• **SELECTED EXCERPT**
———

The OPTGRAPH Procedure

Shortest Path

Subsections:

Output Data Sets
Shortest Paths for All Pairs
Shortest Paths for a Subset of Source-Sink Pairs
Shortest Paths for a Subset of Source or Sink Pairs
Shortest Paths for One Source-Sink Pair
Shortest Paths with Auxiliary Weight Calculation
Shortest Paths with Negative Link Weights

A shortest path between two nodes u and v in a graph is a path that starts at u and ends at v and has the lowest total link weight. The starting node is called the source node, and the ending node is the sink node.

In PROC OPTGRAPH, shortest paths can be calculated by invoking the SHORTPATH statement. The options for this statement are described in the section SHORTPATH Statement.

The shortest path algorithm reports status information in a macro variable called _OPTGRAPH_SHORTPATH_. See the section Macro Variable _OPTGRAPH_SHORTPATH_ for more information about this macro variable.

———

• **MATERIAL SHOWN**
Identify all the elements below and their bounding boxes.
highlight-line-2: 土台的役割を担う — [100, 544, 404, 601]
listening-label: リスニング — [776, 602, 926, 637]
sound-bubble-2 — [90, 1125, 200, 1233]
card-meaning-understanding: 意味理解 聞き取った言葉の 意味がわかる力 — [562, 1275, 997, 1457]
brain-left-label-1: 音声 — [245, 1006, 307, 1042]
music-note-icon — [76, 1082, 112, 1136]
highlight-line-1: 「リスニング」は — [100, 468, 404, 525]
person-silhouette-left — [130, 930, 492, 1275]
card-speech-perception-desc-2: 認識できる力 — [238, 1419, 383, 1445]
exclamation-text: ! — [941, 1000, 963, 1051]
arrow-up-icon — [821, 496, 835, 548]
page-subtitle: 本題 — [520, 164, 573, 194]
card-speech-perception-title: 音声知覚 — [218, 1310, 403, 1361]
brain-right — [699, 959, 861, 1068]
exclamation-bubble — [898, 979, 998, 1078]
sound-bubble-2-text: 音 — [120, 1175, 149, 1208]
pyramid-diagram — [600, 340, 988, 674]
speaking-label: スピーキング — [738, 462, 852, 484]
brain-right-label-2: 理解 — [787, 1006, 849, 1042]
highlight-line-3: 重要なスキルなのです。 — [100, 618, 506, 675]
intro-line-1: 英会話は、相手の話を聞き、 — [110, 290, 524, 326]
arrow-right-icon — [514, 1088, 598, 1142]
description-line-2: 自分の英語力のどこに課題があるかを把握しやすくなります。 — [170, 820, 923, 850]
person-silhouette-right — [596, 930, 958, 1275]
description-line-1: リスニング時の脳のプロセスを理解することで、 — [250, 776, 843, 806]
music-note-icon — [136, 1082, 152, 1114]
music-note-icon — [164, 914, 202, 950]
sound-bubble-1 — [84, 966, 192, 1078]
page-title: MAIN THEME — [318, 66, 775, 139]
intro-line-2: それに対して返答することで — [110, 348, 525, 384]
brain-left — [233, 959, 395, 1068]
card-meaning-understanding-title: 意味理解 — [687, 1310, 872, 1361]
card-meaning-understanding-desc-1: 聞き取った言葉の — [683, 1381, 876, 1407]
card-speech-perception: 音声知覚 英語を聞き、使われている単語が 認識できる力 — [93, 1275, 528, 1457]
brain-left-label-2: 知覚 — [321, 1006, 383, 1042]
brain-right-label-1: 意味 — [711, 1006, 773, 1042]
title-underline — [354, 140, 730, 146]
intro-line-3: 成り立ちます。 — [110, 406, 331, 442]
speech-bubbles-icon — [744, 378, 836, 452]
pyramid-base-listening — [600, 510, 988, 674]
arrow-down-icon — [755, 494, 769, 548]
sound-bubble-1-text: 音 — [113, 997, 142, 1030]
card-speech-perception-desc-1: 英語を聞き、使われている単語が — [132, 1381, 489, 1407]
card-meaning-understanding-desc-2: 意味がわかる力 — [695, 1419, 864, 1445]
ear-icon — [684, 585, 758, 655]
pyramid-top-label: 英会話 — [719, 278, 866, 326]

———

• **GIVEN PROBLEM 1**
For each statement below, say whether it agrees with the shortest path page. Answer yes or no, and quote the words from the page that decide it.
(a) The node where a shortest path ends is called the sink node.
(b) In PROC OPTGRAPH, shortest paths are calculated with the SHORTPATH statement.
(c) The shortest path algorithm reports its status information in a data set named _OPTGRAPH_SHORTPATH_.
• **GIVEN PROBLEM 2**
List all the subsections named on the shortest path page.
• **GIVEN PROBLEM 3**
Pick up the shortest path page after its last sentence and write the next part.
The rows are separate material and have nothing to do with the shortest path page.

• **RESULT 1**
(a) Yes: "the ending node is the sink node."
(b) Yes: "shortest paths can be calculated by invoking the SHORTPATH statement."
(c) No: "The shortest path algorithm reports status information in a macro variable called _OPTGRAPH_SHORTPATH_."

• **RESULT 2**
1. Output Data Sets
2. Shortest Paths for All Pairs
3. Shortest Paths for a Subset of Source-Sink Pairs
4. Shortest Paths for a Subset of Source or Sink Pairs
5. Shortest Paths for One Source-Sink Pair
6. Shortest Paths with Auxiliary Weight Calculation
7. Shortest Paths with Negative Link Weights

• **RESULT 3**
By default, PROC OPTGRAPH finds shortest paths for all pairs. That is, it finds a shortest path for each possible combination of source and sink nodes. Alternatively, you can use the SOURCE= option to fix a particular source node and find shortest paths from the fixed source node to all possible sink nodes. Conversely, by using the SINK= option, you can fix a sink node and find shortest paths from all possible source nodes to the fixed sink node. Using both options together, you can request one particular shortest path for a specific source-sink pair. In addition, you can use the DATA_NODES_SUB= option to define a list of source-sink pairs to process, as described in the section Node Subset Input Data. The following sections show examples of these options.

The algorithm that PROC OPTGRAPH uses for finding shortest paths depends on the data. The algorithm and run-time complexity for each link type is shown in Table 1.58.

Table 1.58: Algorithms for Shortest Paths

Link Type	Algorithm	Complexity (per source node)
Unweighted	breadth-first search	$O(\|N\|+\|A\|)$
Weighted (nonnegative)	Dijkstra’s algorithm	$O(\|N\| \log \|N\| + \|A\|)$
Weighted (positive and negative allowed)	Bellman-Ford algorithm	$O(\|N\|\|A\|)$

Details for each algorithm can be found in Ahuja, Magnanti, and Orlin 1993.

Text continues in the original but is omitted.